→ **TASK GOAL**: Copy out the data exactly, leaving the pictures behind.

→ **TASK MATERIAL**:
start

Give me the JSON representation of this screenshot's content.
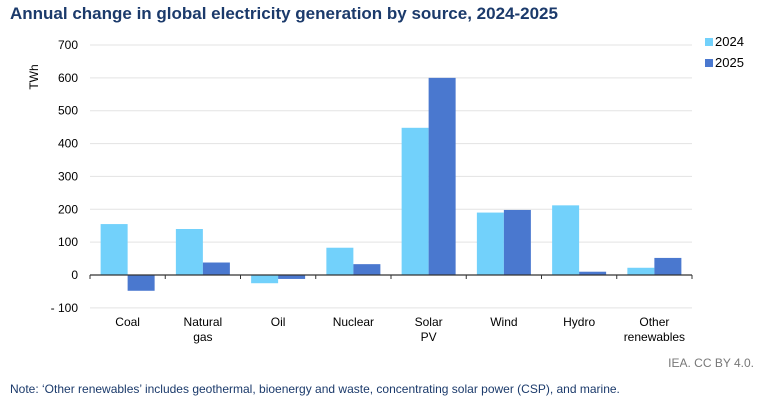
{
  "title": "Annual change in global electricity generation by source, 2024-2025",
  "note": "Note: ‘Other renewables’ includes geothermal, bioenergy and waste, concentrating solar power (CSP), and marine.",
  "source": "IEA. CC BY 4.0.",
  "chart_data": {
    "type": "bar",
    "title": "Annual change in global electricity generation by source, 2024-2025",
    "ylabel": "TWh",
    "xlabel": "",
    "ylim": [
      -100,
      700
    ],
    "yticks": [
      700,
      600,
      500,
      400,
      300,
      200,
      100,
      0,
      -100
    ],
    "ytick_labels": [
      "700",
      "600",
      "500",
      "400",
      "300",
      "200",
      "100",
      "0",
      "- 100"
    ],
    "grid": true,
    "legend": "top-right",
    "categories": [
      "Coal",
      "Natural gas",
      "Oil",
      "Nuclear",
      "Solar PV",
      "Wind",
      "Hydro",
      "Other renewables"
    ],
    "category_lines": [
      [
        "Coal"
      ],
      [
        "Natural",
        "gas"
      ],
      [
        "Oil"
      ],
      [
        "Nuclear"
      ],
      [
        "Solar",
        "PV"
      ],
      [
        "Wind"
      ],
      [
        "Hydro"
      ],
      [
        "Other",
        "renewables"
      ]
    ],
    "series": [
      {
        "name": "2024",
        "color": "#72d1fb",
        "values": [
          155,
          140,
          -25,
          83,
          448,
          190,
          212,
          22
        ]
      },
      {
        "name": "2025",
        "color": "#4a78cf",
        "values": [
          -48,
          38,
          -12,
          33,
          600,
          198,
          10,
          52
        ]
      }
    ]
  }
}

end

→ **ANSWER FOR THE TASK**:
Give me the JSON representation of this screenshot's content.
{
  "title": "Annual change in global electricity generation by source, 2024-2025",
  "note": "Note: ‘Other renewables’ includes geothermal, bioenergy and waste, concentrating solar power (CSP), and marine.",
  "source": "IEA. CC BY 4.0.",
  "chart_data": {
    "type": "bar",
    "title": "Annual change in global electricity generation by source, 2024-2025",
    "ylabel": "TWh",
    "xlabel": "",
    "ylim": [
      -100,
      700
    ],
    "yticks": [
      700,
      600,
      500,
      400,
      300,
      200,
      100,
      0,
      -100
    ],
    "ytick_labels": [
      "700",
      "600",
      "500",
      "400",
      "300",
      "200",
      "100",
      "0",
      "- 100"
    ],
    "grid": true,
    "legend": "top-right",
    "categories": [
      "Coal",
      "Natural gas",
      "Oil",
      "Nuclear",
      "Solar PV",
      "Wind",
      "Hydro",
      "Other renewables"
    ],
    "category_lines": [
      [
        "Coal"
      ],
      [
        "Natural",
        "gas"
      ],
      [
        "Oil"
      ],
      [
        "Nuclear"
      ],
      [
        "Solar",
        "PV"
      ],
      [
        "Wind"
      ],
      [
        "Hydro"
      ],
      [
        "Other",
        "renewables"
      ]
    ],
    "series": [
      {
        "name": "2024",
        "color": "#72d1fb",
        "values": [
          155,
          140,
          -25,
          83,
          448,
          190,
          212,
          22
        ]
      },
      {
        "name": "2025",
        "color": "#4a78cf",
        "values": [
          -48,
          38,
          -12,
          33,
          600,
          198,
          10,
          52
        ]
      }
    ]
  }
}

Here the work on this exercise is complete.